Set task: Render the following material again verbatim, leaving nothing out.

Stored dataset items:
== == ==

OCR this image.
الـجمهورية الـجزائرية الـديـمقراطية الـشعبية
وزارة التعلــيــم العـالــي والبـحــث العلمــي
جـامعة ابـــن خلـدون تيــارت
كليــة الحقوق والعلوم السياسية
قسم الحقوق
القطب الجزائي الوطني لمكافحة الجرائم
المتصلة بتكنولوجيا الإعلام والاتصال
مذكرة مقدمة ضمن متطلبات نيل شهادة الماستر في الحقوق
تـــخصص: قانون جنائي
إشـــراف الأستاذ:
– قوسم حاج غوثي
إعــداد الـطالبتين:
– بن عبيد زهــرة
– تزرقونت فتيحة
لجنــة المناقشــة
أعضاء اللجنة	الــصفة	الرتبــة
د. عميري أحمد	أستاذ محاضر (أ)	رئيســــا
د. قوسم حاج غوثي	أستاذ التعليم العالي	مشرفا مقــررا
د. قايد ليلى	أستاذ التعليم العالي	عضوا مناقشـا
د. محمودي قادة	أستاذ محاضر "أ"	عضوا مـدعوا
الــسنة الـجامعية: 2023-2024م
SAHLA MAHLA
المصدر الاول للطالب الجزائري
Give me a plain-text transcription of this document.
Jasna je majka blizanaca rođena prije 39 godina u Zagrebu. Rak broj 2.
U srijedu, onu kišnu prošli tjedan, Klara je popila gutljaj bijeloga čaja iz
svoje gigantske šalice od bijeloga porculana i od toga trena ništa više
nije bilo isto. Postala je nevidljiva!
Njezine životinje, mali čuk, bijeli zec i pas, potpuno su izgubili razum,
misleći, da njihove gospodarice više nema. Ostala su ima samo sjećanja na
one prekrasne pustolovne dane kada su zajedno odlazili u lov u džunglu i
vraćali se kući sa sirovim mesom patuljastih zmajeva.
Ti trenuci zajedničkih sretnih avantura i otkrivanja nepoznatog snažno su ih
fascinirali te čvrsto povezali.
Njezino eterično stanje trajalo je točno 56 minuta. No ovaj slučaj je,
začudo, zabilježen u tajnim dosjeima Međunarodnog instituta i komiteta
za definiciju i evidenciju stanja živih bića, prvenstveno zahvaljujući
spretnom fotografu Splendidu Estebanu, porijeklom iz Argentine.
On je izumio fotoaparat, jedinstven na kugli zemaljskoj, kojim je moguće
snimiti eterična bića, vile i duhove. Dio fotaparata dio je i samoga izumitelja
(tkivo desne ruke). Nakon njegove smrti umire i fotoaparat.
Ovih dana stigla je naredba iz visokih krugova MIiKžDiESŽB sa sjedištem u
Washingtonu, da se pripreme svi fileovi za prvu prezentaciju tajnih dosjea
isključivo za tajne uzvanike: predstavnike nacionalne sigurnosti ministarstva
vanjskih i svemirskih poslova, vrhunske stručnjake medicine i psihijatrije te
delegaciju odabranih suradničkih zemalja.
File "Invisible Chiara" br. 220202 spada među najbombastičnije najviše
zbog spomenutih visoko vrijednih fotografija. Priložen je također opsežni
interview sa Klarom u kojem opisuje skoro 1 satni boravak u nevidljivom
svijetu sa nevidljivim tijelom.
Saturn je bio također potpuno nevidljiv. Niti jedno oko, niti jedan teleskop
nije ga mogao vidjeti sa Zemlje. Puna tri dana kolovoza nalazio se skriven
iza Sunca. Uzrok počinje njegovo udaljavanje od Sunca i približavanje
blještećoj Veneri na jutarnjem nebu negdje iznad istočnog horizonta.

== == ==

Output for this task:
OCR this image.
الـجمهورية الـجزائرية الـديـمقراطية الـشعبية
وزارة التعلــيــم العـالــي والبـحــث العلمــي
جـامعة ابـــن خلـدون تيــارت
كليــة الحقوق والعلوم السياسية
قسم الحقوق
القطب الجزائي الوطني لمكافحة الجرائم
المتصلة بتكنولوجيا الإعلام والاتصال
مذكرة مقدمة ضمن متطلبات نيل شهادة الماستر في الحقوق
تـــخصص: قانون جنائي
إشـــراف الأستاذ:
– قوسم حاج غوثي
إعــداد الـطالبتين:
– بن عبيد زهــرة
– تزرقونت فتيحة
لجنــة المناقشــة
أعضاء اللجنة	الــصفة	الرتبــة
د. عميري أحمد	أستاذ محاضر (أ)	رئيســــا
د. قوسم حاج غوثي	أستاذ التعليم العالي	مشرفا مقــررا
د. قايد ليلى	أستاذ التعليم العالي	عضوا مناقشـا
د. محمودي قادة	أستاذ محاضر "أ"	عضوا مـدعوا
الــسنة الـجامعية: 2023-2024م
SAHLA MAHLA
المصدر الاول للطالب الجزائري
Give me a plain-text transcription of this document.
Jasna je majka blizanaca rođena prije 39 godina u Zagrebu. Rak broj 2.
U srijedu, onu kišnu prošli tjedan, Klara je popila gutljaj bijeloga čaja iz
svoje gigantske šalice od bijeloga porculana i od toga trena ništa više
nije bilo isto. Postala je nevidljiva!
Njezine životinje, mali čuk, bijeli zec i pas, potpuno su izgubili razum,
misleći, da njihove gospodarice više nema. Ostala su ima samo sjećanja na
one prekrasne pustolovne dane kada su zajedno odlazili u lov u džunglu i
vraćali se kući sa sirovim mesom patuljastih zmajeva.
Ti trenuci zajedničkih sretnih avantura i otkrivanja nepoznatog snažno su ih
fascinirali te čvrsto povezali.
Njezino eterično stanje trajalo je točno 56 minuta. No ovaj slučaj je,
začudo, zabilježen u tajnim dosjeima Međunarodnog instituta i komiteta
za definiciju i evidenciju stanja živih bića, prvenstveno zahvaljujući
spretnom fotografu Splendidu Estebanu, porijeklom iz Argentine.
On je izumio fotoaparat, jedinstven na kugli zemaljskoj, kojim je moguće
snimiti eterična bića, vile i duhove. Dio fotaparata dio je i samoga izumitelja
(tkivo desne ruke). Nakon njegove smrti umire i fotoaparat.
Ovih dana stigla je naredba iz visokih krugova MIiKžDiESŽB sa sjedištem u
Washingtonu, da se pripreme svi fileovi za prvu prezentaciju tajnih dosjea
isključivo za tajne uzvanike: predstavnike nacionalne sigurnosti ministarstva
vanjskih i svemirskih poslova, vrhunske stručnjake medicine i psihijatrije te
delegaciju odabranih suradničkih zemalja.
File "Invisible Chiara" br. 220202 spada među najbombastičnije najviše
zbog spomenutih visoko vrijednih fotografija. Priložen je također opsežni
interview sa Klarom u kojem opisuje skoro 1 satni boravak u nevidljivom
svijetu sa nevidljivim tijelom.
Saturn je bio također potpuno nevidljiv. Niti jedno oko, niti jedan teleskop
nije ga mogao vidjeti sa Zemlje. Puna tri dana kolovoza nalazio se skriven
iza Sunca. Uzrok počinje njegovo udaljavanje od Sunca i približavanje
blještećoj Veneri na jutarnjem nebu negdje iznad istočnog horizonta.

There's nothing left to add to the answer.